◆ Stored records:
-=-=-=-=-
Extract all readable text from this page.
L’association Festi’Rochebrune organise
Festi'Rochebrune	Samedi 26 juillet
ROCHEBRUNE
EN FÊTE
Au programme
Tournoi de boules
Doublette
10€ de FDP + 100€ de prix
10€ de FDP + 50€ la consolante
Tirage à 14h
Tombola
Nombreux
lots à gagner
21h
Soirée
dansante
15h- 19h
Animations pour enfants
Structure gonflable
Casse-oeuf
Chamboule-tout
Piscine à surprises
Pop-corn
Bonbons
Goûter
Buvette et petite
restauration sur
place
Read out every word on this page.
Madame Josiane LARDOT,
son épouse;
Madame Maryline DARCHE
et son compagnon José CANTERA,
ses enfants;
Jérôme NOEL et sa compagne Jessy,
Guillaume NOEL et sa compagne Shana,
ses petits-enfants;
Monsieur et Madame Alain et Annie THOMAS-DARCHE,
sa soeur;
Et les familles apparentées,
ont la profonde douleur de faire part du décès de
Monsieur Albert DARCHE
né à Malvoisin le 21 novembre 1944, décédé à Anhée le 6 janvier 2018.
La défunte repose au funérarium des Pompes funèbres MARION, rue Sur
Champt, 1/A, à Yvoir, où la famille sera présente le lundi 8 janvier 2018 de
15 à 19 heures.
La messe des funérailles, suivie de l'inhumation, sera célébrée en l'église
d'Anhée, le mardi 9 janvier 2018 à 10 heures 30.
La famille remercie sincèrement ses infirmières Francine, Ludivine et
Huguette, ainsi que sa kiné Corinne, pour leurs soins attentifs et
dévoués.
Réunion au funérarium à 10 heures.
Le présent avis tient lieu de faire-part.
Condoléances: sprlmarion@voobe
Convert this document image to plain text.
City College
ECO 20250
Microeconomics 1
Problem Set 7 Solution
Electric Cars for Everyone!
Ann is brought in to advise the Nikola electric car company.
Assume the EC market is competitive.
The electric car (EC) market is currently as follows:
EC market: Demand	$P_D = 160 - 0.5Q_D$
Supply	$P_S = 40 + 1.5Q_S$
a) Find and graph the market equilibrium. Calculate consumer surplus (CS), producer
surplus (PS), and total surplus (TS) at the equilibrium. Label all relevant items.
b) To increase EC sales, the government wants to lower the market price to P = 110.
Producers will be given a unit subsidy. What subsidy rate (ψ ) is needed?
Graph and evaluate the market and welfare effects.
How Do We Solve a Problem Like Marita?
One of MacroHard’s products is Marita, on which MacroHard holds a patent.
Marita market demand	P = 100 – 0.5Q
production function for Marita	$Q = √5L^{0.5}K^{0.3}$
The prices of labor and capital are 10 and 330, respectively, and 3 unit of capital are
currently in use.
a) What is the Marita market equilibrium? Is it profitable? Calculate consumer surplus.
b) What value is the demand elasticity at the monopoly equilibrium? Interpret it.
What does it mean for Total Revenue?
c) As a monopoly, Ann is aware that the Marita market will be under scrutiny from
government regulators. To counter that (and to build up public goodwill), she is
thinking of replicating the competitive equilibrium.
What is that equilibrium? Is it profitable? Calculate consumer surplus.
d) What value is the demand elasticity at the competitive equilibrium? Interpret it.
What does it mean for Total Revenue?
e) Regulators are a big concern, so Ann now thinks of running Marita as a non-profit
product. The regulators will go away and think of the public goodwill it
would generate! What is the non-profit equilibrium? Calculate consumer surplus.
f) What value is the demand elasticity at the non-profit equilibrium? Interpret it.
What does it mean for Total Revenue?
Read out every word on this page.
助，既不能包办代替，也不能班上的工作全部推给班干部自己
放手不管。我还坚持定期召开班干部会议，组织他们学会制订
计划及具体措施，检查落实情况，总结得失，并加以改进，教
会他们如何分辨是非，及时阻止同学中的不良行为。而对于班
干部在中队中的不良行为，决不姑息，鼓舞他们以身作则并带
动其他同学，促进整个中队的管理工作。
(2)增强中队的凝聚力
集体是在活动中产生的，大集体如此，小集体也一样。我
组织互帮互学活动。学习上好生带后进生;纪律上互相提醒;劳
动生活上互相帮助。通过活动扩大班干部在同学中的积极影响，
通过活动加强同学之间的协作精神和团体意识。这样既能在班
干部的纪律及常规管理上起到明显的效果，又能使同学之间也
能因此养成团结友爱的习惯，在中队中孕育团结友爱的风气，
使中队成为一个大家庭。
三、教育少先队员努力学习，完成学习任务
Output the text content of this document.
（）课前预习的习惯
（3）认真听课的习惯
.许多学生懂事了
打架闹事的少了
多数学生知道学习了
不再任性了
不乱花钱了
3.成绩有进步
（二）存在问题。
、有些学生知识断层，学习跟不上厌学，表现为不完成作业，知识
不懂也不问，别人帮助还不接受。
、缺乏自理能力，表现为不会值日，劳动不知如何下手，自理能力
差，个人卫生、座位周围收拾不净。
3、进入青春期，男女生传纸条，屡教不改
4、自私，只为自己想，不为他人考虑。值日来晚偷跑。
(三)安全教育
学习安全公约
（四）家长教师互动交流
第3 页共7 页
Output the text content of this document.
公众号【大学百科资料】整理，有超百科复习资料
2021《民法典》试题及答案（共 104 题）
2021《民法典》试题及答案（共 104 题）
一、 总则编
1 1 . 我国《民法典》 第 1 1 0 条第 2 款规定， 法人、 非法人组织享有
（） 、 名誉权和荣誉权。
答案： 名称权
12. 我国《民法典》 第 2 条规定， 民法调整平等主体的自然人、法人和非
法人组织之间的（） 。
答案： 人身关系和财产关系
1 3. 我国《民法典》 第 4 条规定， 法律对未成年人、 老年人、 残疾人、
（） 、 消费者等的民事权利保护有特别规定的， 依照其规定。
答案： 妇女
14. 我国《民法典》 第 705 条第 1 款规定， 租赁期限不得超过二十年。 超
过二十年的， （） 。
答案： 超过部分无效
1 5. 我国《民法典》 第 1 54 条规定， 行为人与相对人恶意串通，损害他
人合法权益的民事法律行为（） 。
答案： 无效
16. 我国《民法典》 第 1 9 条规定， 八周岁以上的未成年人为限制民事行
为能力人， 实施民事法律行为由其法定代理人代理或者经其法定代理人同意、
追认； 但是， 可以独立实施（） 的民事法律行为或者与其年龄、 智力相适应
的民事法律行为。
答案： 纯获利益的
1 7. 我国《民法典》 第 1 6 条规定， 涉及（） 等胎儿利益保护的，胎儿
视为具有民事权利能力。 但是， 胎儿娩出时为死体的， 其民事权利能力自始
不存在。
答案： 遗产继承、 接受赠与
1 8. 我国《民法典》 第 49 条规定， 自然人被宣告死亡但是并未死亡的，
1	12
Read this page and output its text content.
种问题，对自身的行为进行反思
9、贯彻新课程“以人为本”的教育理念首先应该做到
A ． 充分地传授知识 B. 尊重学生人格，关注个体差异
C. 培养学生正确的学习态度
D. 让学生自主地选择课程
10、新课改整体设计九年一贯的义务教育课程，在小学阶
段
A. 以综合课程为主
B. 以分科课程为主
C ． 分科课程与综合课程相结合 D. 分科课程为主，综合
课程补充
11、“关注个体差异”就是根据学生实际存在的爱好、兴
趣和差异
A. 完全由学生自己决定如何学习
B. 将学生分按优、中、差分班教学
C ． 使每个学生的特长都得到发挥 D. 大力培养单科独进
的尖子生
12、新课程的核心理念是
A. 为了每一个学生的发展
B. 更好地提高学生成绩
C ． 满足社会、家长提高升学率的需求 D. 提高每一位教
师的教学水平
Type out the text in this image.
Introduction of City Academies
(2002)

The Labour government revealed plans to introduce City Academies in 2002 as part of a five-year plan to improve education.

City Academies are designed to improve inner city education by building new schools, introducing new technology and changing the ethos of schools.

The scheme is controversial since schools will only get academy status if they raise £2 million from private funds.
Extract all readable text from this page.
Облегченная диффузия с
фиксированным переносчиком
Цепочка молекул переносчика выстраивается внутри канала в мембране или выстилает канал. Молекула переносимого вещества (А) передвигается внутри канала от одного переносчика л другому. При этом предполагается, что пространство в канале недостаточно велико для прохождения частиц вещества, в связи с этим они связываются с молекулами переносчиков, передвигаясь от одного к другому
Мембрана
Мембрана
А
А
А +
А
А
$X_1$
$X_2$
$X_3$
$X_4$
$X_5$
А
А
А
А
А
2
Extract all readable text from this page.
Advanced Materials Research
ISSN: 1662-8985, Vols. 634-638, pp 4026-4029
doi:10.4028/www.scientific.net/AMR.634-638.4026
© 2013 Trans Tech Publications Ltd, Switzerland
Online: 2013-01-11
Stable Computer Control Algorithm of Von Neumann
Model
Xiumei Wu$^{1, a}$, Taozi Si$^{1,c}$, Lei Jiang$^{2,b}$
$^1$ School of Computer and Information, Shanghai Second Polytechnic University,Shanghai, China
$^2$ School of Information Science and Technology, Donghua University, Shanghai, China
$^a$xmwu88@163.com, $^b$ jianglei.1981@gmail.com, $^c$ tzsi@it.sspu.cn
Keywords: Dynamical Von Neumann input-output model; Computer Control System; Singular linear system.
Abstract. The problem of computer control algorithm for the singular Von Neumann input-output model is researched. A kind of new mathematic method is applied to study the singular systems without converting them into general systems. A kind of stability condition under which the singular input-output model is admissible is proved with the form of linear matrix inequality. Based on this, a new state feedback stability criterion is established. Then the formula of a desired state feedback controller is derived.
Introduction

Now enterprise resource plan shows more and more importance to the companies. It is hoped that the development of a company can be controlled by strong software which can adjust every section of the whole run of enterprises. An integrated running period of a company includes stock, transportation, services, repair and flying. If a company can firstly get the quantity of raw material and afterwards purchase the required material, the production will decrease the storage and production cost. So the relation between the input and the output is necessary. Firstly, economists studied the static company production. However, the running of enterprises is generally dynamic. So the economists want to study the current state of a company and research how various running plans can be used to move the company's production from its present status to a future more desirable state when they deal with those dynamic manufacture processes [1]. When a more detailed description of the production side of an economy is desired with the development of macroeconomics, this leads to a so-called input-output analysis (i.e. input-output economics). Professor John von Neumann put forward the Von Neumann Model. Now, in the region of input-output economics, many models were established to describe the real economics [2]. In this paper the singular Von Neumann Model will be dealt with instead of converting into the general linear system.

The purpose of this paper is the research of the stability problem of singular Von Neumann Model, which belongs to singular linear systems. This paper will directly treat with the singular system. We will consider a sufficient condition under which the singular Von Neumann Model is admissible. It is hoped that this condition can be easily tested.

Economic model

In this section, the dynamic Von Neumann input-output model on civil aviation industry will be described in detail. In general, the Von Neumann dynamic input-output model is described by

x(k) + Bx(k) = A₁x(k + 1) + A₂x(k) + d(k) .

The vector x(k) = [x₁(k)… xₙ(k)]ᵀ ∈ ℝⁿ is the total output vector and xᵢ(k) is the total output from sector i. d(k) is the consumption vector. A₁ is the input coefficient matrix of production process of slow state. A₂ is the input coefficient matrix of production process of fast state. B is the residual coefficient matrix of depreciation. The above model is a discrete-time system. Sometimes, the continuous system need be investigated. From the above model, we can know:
-=-=-=-=-
◆ WHAT YOU HAVE TO DO: Lines of the material that contain the word "China" are to be gathered.

◆ RESPONSE BELOW:
$^1$ School of Computer and Information, Shanghai Second Polytechnic University,Shanghai, China
$^2$ School of Information Science and Technology, Donghua University, Shanghai, China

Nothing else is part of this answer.